The exercise: Scan the records below. List lines holding "ссылки".

Provided material:
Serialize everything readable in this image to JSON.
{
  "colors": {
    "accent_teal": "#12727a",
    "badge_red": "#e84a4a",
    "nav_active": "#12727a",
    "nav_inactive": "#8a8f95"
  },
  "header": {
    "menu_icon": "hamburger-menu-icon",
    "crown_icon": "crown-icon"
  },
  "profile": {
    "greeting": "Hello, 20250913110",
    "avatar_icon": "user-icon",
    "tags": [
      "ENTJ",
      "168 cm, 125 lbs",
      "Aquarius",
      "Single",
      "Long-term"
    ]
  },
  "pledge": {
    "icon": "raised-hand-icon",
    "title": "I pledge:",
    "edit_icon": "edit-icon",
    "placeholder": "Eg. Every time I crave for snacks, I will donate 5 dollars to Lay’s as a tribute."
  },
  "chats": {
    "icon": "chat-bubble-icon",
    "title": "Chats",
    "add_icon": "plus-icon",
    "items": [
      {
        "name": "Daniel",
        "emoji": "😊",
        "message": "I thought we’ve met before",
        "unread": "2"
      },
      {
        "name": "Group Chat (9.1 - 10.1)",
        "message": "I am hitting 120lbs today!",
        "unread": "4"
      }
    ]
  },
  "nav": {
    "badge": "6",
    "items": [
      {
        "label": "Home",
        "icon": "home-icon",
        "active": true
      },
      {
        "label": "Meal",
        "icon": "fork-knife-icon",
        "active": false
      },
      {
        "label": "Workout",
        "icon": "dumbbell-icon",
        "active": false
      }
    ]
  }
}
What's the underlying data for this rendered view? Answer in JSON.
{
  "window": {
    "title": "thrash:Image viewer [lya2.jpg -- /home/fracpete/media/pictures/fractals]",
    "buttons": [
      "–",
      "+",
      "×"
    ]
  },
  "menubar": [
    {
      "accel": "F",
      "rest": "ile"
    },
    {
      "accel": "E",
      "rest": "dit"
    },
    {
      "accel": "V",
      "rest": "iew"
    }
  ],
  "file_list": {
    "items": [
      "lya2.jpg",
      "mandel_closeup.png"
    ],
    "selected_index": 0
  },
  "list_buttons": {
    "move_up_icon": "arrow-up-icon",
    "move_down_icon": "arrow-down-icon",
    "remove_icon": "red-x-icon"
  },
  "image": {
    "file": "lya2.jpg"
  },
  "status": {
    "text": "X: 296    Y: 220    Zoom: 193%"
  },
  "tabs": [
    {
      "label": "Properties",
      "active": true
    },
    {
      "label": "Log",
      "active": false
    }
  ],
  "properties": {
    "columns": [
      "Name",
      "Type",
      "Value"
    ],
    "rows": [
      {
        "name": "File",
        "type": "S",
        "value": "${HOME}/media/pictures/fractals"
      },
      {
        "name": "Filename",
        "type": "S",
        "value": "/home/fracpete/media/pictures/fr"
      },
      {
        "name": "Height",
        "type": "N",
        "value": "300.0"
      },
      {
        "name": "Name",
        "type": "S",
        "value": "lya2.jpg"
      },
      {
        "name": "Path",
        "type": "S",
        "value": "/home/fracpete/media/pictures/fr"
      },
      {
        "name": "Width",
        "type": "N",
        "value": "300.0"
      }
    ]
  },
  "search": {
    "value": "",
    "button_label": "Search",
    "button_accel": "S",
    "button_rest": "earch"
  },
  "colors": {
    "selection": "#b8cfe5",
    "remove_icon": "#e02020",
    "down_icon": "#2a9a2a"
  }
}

---

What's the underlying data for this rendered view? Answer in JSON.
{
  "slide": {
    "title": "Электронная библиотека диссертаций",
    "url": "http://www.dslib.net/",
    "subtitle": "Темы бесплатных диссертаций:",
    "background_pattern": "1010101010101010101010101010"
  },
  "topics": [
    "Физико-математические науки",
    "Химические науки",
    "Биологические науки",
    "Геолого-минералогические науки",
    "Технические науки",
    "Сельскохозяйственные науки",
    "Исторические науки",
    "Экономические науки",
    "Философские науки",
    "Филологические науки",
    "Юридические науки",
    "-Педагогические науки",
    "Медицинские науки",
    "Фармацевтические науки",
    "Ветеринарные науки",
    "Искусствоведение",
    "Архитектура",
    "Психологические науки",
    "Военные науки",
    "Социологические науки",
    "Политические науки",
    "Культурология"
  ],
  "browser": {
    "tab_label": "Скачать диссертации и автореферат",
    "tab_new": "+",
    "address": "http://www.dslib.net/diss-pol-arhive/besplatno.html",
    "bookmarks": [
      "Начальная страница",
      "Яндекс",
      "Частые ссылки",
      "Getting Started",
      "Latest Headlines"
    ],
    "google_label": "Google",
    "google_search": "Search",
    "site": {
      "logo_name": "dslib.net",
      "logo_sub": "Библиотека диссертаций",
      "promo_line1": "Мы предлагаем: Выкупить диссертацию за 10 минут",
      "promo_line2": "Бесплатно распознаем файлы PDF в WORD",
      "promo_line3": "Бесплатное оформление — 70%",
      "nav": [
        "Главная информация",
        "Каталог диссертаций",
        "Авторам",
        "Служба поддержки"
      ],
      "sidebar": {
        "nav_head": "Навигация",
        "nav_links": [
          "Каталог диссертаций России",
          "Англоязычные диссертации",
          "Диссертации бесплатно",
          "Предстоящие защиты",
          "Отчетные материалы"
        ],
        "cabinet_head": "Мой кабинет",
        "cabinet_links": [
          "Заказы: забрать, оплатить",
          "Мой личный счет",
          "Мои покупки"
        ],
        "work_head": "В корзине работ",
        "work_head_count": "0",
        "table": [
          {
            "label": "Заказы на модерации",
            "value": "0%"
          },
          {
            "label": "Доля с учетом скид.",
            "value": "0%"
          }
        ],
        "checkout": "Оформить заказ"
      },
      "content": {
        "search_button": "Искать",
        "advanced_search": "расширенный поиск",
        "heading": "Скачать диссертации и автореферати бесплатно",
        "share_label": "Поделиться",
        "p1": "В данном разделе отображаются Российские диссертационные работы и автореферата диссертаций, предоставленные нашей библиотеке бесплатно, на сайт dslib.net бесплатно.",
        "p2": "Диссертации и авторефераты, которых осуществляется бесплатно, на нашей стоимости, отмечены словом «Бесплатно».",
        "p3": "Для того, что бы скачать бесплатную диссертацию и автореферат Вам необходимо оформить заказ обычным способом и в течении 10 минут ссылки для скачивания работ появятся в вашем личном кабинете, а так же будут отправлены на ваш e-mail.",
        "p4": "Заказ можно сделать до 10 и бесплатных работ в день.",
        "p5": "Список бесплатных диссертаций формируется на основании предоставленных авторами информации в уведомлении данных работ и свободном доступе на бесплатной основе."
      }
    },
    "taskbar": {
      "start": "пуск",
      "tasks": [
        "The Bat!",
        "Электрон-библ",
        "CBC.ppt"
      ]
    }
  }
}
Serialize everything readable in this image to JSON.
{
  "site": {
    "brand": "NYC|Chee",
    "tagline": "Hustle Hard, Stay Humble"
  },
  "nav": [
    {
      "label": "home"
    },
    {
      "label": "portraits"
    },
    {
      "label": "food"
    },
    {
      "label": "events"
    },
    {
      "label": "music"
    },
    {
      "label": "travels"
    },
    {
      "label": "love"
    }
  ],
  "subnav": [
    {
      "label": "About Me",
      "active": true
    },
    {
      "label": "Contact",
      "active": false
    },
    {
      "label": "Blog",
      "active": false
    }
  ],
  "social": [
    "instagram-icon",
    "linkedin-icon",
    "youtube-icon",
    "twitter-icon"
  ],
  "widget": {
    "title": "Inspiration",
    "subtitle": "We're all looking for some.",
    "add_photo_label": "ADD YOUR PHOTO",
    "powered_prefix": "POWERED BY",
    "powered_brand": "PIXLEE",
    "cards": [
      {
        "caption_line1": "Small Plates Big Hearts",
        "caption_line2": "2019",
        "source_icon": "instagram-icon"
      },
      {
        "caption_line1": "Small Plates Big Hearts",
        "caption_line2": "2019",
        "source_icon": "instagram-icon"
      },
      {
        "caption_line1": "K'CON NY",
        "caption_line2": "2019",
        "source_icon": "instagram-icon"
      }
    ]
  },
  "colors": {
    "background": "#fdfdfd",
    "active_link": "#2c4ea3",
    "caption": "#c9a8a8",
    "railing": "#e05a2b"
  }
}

Response below:
      "Частые ссылки",
        "p3": "Для того, что бы скачать бесплатную диссертацию и автореферат Вам необходимо оформить заказ обычным способом и в течении 10 минут ссылки для скачивания работ появятся в вашем личном кабинете, а так же будут отправлены на ваш e-mail.",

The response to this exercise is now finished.